» What you are asked to do
Examine the records and identify each line that includes the string "skup". Copy those lines.

» Entries from a visual dataset

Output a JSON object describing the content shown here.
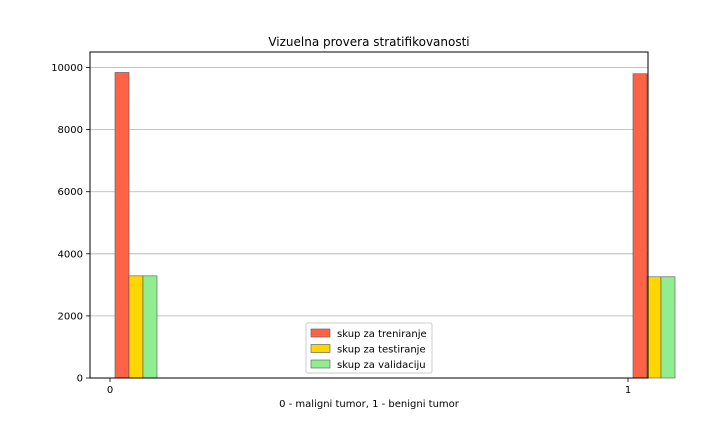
{
  "chart_data": {
    "type": "bar",
    "title": "Vizuelna provera stratifikovanosti",
    "xlabel": "0 - maligni tumor, 1 - benigni tumor",
    "ylabel": "",
    "categories": [
      "0",
      "1"
    ],
    "x_ticks": [
      "0",
      "1"
    ],
    "y_ticks": [
      "0",
      "2000",
      "4000",
      "6000",
      "8000",
      "10000"
    ],
    "ylim": [
      0,
      10500
    ],
    "grid": "y",
    "legend_position": "bottom-center",
    "series": [
      {
        "name": "skup za treniranje",
        "values": [
          9840,
          9800
        ],
        "color": "#ff6347"
      },
      {
        "name": "skup za testiranje",
        "values": [
          3290,
          3260
        ],
        "color": "#ffd700"
      },
      {
        "name": "skup za validaciju",
        "values": [
          3290,
          3260
        ],
        "color": "#90ee90"
      }
    ]
  }
}
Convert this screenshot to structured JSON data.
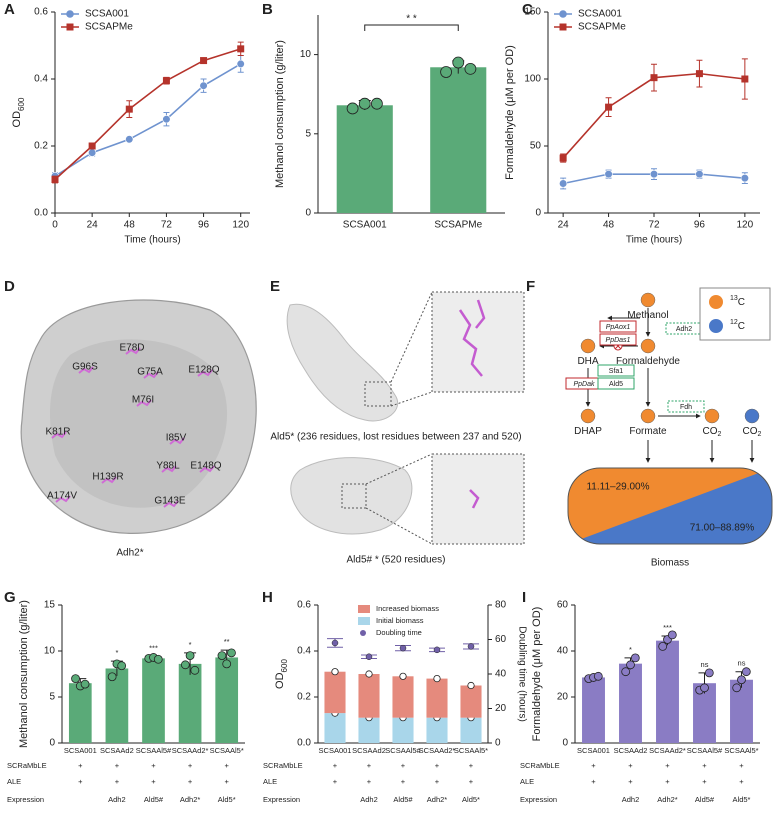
{
  "chart_data": [
    {
      "panel": "A",
      "type": "line",
      "xlabel": "Time (hours)",
      "ylabel": "OD",
      "ylabel_sub": "600",
      "x": [
        0,
        24,
        48,
        72,
        96,
        120
      ],
      "xlim": [
        0,
        126
      ],
      "xticks": [
        0,
        24,
        48,
        72,
        96,
        120
      ],
      "ylim": [
        0,
        0.6
      ],
      "yticks": [
        {
          "value": 0,
          "label": "0.0"
        },
        {
          "value": 0.2,
          "label": "0.2"
        },
        {
          "value": 0.4,
          "label": "0.4"
        },
        {
          "value": 0.6,
          "label": "0.6"
        }
      ],
      "legend": "upper left",
      "series": [
        {
          "name": "SCSA001",
          "color": "#6f93cf",
          "marker": "circle",
          "values": [
            0.11,
            0.18,
            0.22,
            0.28,
            0.38,
            0.445
          ],
          "errors": [
            0.01,
            0.01,
            0.005,
            0.02,
            0.02,
            0.025
          ]
        },
        {
          "name": "SCSAPMe",
          "color": "#b5332b",
          "marker": "square",
          "values": [
            0.1,
            0.2,
            0.31,
            0.395,
            0.455,
            0.49
          ],
          "errors": [
            0.01,
            0.005,
            0.025,
            0.01,
            0.005,
            0.02
          ]
        }
      ]
    },
    {
      "panel": "B",
      "type": "bar",
      "ylabel": "Methanol consumption (g/liter)",
      "categories": [
        "SCSA001",
        "SCSAPMe"
      ],
      "values": [
        6.8,
        9.2
      ],
      "errors": [
        0.3,
        0.4
      ],
      "points": [
        [
          6.6,
          6.9,
          6.9
        ],
        [
          8.9,
          9.5,
          9.1
        ]
      ],
      "color": "#5aaa78",
      "ylim": [
        0,
        12.5
      ],
      "yticks": [
        0,
        5,
        10
      ],
      "annotation": "* *"
    },
    {
      "panel": "C",
      "type": "line",
      "xlabel": "Time (hours)",
      "ylabel": "Formaldehyde (μM per OD)",
      "x": [
        24,
        48,
        72,
        96,
        120
      ],
      "xlim": [
        16,
        128
      ],
      "xticks": [
        24,
        48,
        72,
        96,
        120
      ],
      "ylim": [
        0,
        150
      ],
      "yticks": [
        0,
        50,
        100,
        150
      ],
      "legend": "upper left",
      "series": [
        {
          "name": "SCSA001",
          "color": "#6f93cf",
          "marker": "circle",
          "values": [
            22,
            29,
            29,
            29,
            26
          ],
          "errors": [
            4,
            3,
            4,
            3,
            4
          ]
        },
        {
          "name": "SCSAPMe",
          "color": "#b5332b",
          "marker": "square",
          "values": [
            41,
            79,
            101,
            104,
            100
          ],
          "errors": [
            3,
            7,
            10,
            10,
            15
          ]
        }
      ]
    },
    {
      "panel": "G",
      "type": "bar",
      "ylabel": "Methanol consumption (g/liter)",
      "categories": [
        "SCSA001",
        "SCSAAd2",
        "SCSAAl5#",
        "SCSAAd2*",
        "SCSAAl5*"
      ],
      "values": [
        6.5,
        8.1,
        9.2,
        8.6,
        9.3
      ],
      "errors": [
        0.5,
        0.8,
        0.2,
        1.2,
        0.8
      ],
      "points": [
        [
          7.0,
          6.2,
          6.4
        ],
        [
          7.2,
          8.6,
          8.4
        ],
        [
          9.2,
          9.3,
          9.1
        ],
        [
          8.5,
          9.5,
          7.9
        ],
        [
          9.5,
          8.6,
          9.8
        ]
      ],
      "significance": [
        null,
        "*",
        "***",
        "*",
        "**"
      ],
      "color": "#5aaa78",
      "ylim": [
        0,
        15
      ],
      "yticks": [
        0,
        5,
        10,
        15
      ],
      "table_rows": [
        {
          "label": "SCRaMbLE",
          "values": [
            "+",
            "+",
            "+",
            "+",
            "+"
          ]
        },
        {
          "label": "ALE",
          "values": [
            "+",
            "+",
            "+",
            "+",
            "+"
          ]
        },
        {
          "label": "Expression",
          "values": [
            null,
            "Adh2",
            "Ald5#",
            "Adh2*",
            "Ald5*"
          ]
        }
      ]
    },
    {
      "panel": "H",
      "type": "stacked_bar",
      "ylabel": "OD",
      "ylabel_sub": "600",
      "y2label": "Doubling time (hours)",
      "categories": [
        "SCSA001",
        "SCSAAd2",
        "SCSAAl5#",
        "SCSAAd2*",
        "SCSAAl5*"
      ],
      "ylim": [
        0,
        0.6
      ],
      "yticks": [
        {
          "value": 0,
          "label": "0.0"
        },
        {
          "value": 0.2,
          "label": "0.2"
        },
        {
          "value": 0.4,
          "label": "0.4"
        },
        {
          "value": 0.6,
          "label": "0.6"
        }
      ],
      "y2lim": [
        0,
        80
      ],
      "y2ticks": [
        0,
        20,
        40,
        60,
        80
      ],
      "legend": "upper left",
      "series": [
        {
          "name": "Increased biomass",
          "color": "#e58a7d",
          "values": [
            0.18,
            0.19,
            0.18,
            0.17,
            0.14
          ]
        },
        {
          "name": "Initial biomass",
          "color": "#a9d6ea",
          "values": [
            0.13,
            0.11,
            0.11,
            0.11,
            0.11
          ]
        },
        {
          "name": "Doubling time",
          "color": "#7060a8",
          "axis": "y2",
          "values": [
            58,
            50,
            55,
            54,
            56
          ],
          "errors": [
            2.5,
            1,
            1.5,
            1,
            1.5
          ]
        }
      ],
      "table_rows": [
        {
          "label": "SCRaMbLE",
          "values": [
            "+",
            "+",
            "+",
            "+",
            "+"
          ]
        },
        {
          "label": "ALE",
          "values": [
            "+",
            "+",
            "+",
            "+",
            "+"
          ]
        },
        {
          "label": "Expression",
          "values": [
            null,
            "Adh2",
            "Ald5#",
            "Adh2*",
            "Ald5*"
          ]
        }
      ]
    },
    {
      "panel": "I",
      "type": "bar",
      "ylabel": "Formaldehyde (μM per OD)",
      "categories": [
        "SCSA001",
        "SCSAAd2",
        "SCSAAd2*",
        "SCSAAl5#",
        "SCSAAl5*"
      ],
      "values": [
        28.5,
        34.5,
        44.5,
        26,
        27.5
      ],
      "errors": [
        1,
        2.5,
        2,
        4.5,
        3.5
      ],
      "points": [
        [
          28,
          28.5,
          29
        ],
        [
          31,
          34,
          37
        ],
        [
          42,
          45,
          47
        ],
        [
          23,
          24,
          30.5
        ],
        [
          24,
          27.5,
          31
        ]
      ],
      "significance": [
        null,
        "*",
        "***",
        "ns",
        "ns"
      ],
      "color": "#8a7cc4",
      "ylim": [
        0,
        60
      ],
      "yticks": [
        0,
        20,
        40,
        60
      ],
      "table_rows": [
        {
          "label": "SCRaMbLE",
          "values": [
            "+",
            "+",
            "+",
            "+",
            "+"
          ]
        },
        {
          "label": "ALE",
          "values": [
            "+",
            "+",
            "+",
            "+",
            "+"
          ]
        },
        {
          "label": "Expression",
          "values": [
            null,
            "Adh2",
            "Adh2*",
            "Ald5#",
            "Ald5*"
          ]
        }
      ]
    }
  ],
  "structure_d": {
    "panel": "D",
    "caption": "Adh2*",
    "mutations": [
      "G96S",
      "E78D",
      "G75A",
      "E128Q",
      "K81R",
      "M76I",
      "I85V",
      "Y88L",
      "H139R",
      "E148Q",
      "A174V",
      "G143E"
    ]
  },
  "structure_e": {
    "panel": "E",
    "captions": [
      "Ald5* (236 residues, lost residues between 237 and 520)",
      "Ald5# * (520 residues)"
    ]
  },
  "pathway": {
    "panel": "F",
    "nodes": [
      {
        "label": "Methanol"
      },
      {
        "label": "Formaldehyde"
      },
      {
        "label": "DHA"
      },
      {
        "label": "DHAP"
      },
      {
        "label": "Formate"
      },
      {
        "label": "CO",
        "sub": "2"
      },
      {
        "label": "CO",
        "sub": "2"
      }
    ],
    "enzymes": [
      {
        "label": "PpAox1"
      },
      {
        "label": "PpDas1"
      },
      {
        "label": "Adh2"
      },
      {
        "label": "PpDak"
      },
      {
        "label": "Sfa1"
      },
      {
        "label": "Ald5"
      },
      {
        "label": "Fdh"
      }
    ],
    "legend": [
      {
        "mass": "13",
        "element": "C"
      },
      {
        "mass": "12",
        "element": "C"
      }
    ],
    "biomass": {
      "label": "Biomass",
      "shares": [
        "11.11–29.00%",
        "71.00–88.89%"
      ]
    }
  }
}
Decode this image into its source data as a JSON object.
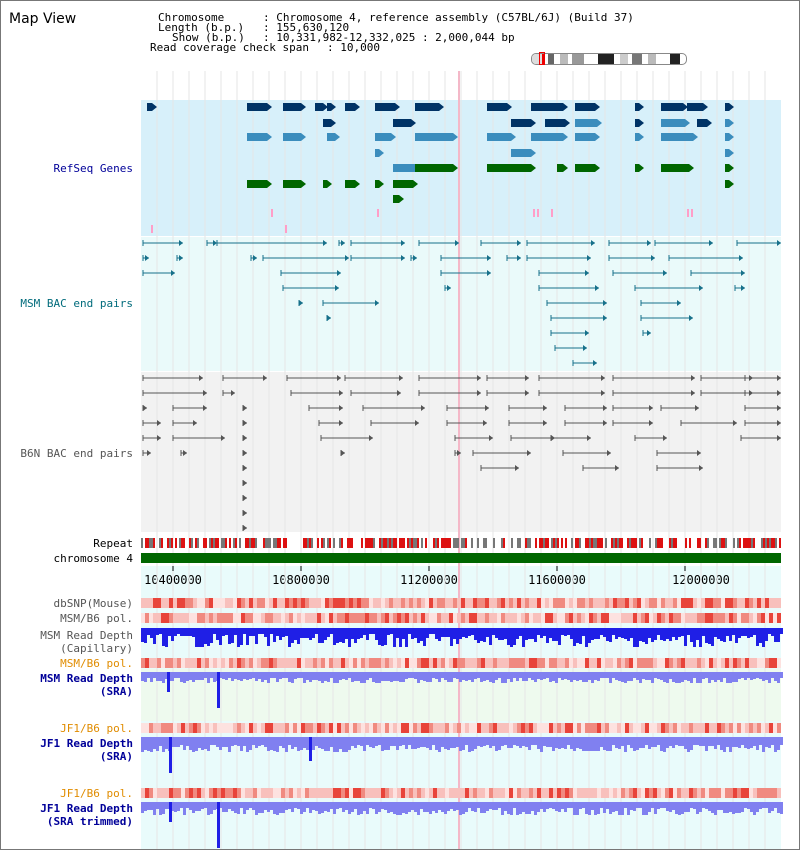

» Solution
        "name": "skup za treniranje",
        "name": "skup za testiranje",
        "name": "skup za validaciju",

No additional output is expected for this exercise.